Documento fuente:

<<<<

CONGLOMERANTES HIDRÁULICOS

 

 

 

 

 

Desde la antigüedad los griegos aprendieron a crear mezclas resistentes al agua añadiéndoles tierra y paja.

Asimismo, los romanos generalizaron el uso de las mezclas de cal con puzolana, teniendo al día de hoy el vestigio de sus grandes obras.

 

Alcanzaban gran estabilidad en este tipo de mezclas debido a una reacción que se da entre la cal, la sílice y la alúmina contenidas en los materiales citados, consiguiendo así una naturaleza comparable a la que se obtiene con la hidratación de los conglomerantes hidráulicos modernos. Sin embargo; es a partir del S-XVIII cuando se inicia la producción de conglomerantes hidráulicos, es decir; materiales capaces de fraguar o endurecer en presencia del agua.

 

Conglomerantes hidráulicos

El descubrimiento de los conglomerantes hidráulicos se remonta al año 1756.

La influencia de la tradición romana probablemente haya retrasado el descubrimiento de los conglomerantes hidráulicos, ya que es común en la literatura romana que se insista en que para tener una buena cal hay que procesar una caliza muy pura. Por lo tanto, las calizas arcillosas eran rotundamente desechadas, quedando limitado su aprovechamiento a otro tipo de tareas constructivas.

 

Hacia el año de 1812, Vicat estudió las mezclas de calizas puras y arcillosas, demostrando que las propiedades hidráulicas dependen de los elementos que se forman durante la cocción entre la cal y los componentes de la arcilla. Estableció que bajo la acción del calor, se produce primeramente una deshidratación de la arcilla, después una descomposición de la caliza y al final una combinación entre la cal, la sílice y los óxidos de aluminio. Dependiendo de la temperatura y la duración de la cocción, la reacción es más o menos completa y por obvias razones los materiales obtenidos presentan hidraulicidad variable.

 

Los primeros conglomerantes producidos de esta forma, tenían las características de los cementos rápidos actuales; poseían mucha adherencia lo que les facilitaba su compactación, condición que no se debía al secado de la mezcla o a la carbonatación de la cal, sino a la reacción que se daba entre los materiales que los conformaban y el agua.

>>>>

Tarea de trabajo A:
Según el texto sobre conglomerantes hidráulicos, ¿qué procesos se producen, en orden, bajo la acción del calor de acuerdo con lo establecido por Vicat? Enuméralos todos, por favor.
Tarea de trabajo B:
Reproduce del texto sobre conglomerantes hidráulicos el fragmento que empieza en "Asimismo, los romanos" y termina en "al año 1756.", ambos incluidos.
Tarea de trabajo C:
En el texto sobre conglomerantes hidráulicos, ¿a qué año se remonta el descubrimiento de estos materiales?

Información proporcionada:
<<<<

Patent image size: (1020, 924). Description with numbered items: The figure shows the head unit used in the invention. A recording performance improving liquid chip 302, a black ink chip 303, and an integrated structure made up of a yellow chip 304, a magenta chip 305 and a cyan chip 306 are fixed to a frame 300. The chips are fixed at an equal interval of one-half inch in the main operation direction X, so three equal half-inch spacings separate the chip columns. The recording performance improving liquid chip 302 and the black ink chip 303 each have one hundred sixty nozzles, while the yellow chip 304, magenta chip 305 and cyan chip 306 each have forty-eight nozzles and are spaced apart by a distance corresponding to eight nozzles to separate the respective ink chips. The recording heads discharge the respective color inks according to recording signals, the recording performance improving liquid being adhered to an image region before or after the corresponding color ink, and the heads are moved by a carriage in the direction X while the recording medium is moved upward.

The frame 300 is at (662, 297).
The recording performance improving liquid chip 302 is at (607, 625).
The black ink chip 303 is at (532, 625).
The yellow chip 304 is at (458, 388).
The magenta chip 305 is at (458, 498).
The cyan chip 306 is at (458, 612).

>>>>

Solución del ejercicio A:
1. Una deshidratación de la arcilla.
2. Una descomposición de la caliza.
3. Una combinación entre la cal, la sílice y los óxidos de aluminio.

Solución del ejercicio B:
Asimismo, los romanos generalizaron el uso de las mezclas de cal con puzolana, teniendo al día de hoy el vestigio de sus grandes obras.

 

Alcanzaban gran estabilidad en este tipo de mezclas debido a una reacción que se da entre la cal, la sílice y la alúmina contenidas en los materiales citados, consiguiendo así una naturaleza comparable a la que se obtiene con la hidratación de los conglomerantes hidráulicos modernos. Sin embargo; es a partir del S-XVIII cuando se inicia la producción de conglomerantes hidráulicos, es decir; materiales capaces de fraguar o endurecer en presencia del agua.

 

Conglomerantes hidráulicos

El descubrimiento de los conglomerantes hidráulicos se remonta al año 1756.

Solución del ejercicio C:
Al año 1756.